Information supplied ▸
## BEGIN
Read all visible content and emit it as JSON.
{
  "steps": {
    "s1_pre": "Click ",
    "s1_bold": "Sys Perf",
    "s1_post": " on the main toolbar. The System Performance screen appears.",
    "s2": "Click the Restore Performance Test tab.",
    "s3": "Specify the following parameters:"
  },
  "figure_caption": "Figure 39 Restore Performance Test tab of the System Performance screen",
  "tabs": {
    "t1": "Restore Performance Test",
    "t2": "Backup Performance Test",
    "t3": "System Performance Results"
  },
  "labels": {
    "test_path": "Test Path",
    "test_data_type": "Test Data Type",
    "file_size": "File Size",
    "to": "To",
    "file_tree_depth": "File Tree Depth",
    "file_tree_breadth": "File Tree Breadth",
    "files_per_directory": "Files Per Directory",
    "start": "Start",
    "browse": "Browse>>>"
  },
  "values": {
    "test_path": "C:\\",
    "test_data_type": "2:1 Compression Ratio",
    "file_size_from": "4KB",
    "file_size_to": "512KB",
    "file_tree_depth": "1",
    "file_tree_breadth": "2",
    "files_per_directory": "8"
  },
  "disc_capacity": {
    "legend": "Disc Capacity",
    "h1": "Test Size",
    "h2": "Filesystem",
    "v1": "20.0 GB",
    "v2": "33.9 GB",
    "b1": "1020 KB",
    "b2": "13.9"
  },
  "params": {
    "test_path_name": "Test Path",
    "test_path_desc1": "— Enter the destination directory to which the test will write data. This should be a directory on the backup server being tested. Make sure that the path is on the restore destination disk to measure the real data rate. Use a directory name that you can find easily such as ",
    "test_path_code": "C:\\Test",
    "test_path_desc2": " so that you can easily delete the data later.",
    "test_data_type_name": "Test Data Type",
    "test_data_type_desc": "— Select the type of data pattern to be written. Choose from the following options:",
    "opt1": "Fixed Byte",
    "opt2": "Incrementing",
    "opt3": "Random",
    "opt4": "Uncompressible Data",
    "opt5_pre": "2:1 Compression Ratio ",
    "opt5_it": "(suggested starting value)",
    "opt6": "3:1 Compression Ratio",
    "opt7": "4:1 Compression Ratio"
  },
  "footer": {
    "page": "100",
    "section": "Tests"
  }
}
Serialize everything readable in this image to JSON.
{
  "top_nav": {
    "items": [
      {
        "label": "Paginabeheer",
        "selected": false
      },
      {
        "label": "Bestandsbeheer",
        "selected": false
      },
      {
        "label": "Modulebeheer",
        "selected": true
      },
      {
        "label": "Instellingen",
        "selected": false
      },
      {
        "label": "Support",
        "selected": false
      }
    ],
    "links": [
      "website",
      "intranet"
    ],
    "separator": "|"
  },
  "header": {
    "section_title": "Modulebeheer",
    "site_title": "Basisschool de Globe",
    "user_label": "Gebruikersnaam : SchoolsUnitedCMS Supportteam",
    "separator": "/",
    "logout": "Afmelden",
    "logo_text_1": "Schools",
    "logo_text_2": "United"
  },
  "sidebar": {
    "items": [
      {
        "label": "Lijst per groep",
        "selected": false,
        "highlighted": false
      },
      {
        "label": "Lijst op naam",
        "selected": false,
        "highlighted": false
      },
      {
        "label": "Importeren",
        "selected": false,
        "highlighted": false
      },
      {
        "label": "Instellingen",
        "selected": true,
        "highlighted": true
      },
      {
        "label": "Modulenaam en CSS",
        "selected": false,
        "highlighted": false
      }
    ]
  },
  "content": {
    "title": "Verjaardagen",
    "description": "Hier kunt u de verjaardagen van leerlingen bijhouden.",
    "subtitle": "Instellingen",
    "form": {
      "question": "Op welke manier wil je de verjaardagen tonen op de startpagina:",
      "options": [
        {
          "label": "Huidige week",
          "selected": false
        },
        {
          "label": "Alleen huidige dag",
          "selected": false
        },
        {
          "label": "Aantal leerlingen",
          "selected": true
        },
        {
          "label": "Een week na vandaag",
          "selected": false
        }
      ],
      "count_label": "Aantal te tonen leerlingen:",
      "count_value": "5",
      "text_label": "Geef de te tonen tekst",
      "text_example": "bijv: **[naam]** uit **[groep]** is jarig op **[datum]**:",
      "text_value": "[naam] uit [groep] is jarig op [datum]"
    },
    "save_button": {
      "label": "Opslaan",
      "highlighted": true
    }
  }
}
## END
What this task involves ▸
Copy, from the material, each line that holds the string "jarig".

Answer to this problem ▸
      "text_example": "bijv: **[naam]** uit **[groep]** is jarig op **[datum]**:",
      "text_value": "[naam] uit [groep] is jarig op [datum]"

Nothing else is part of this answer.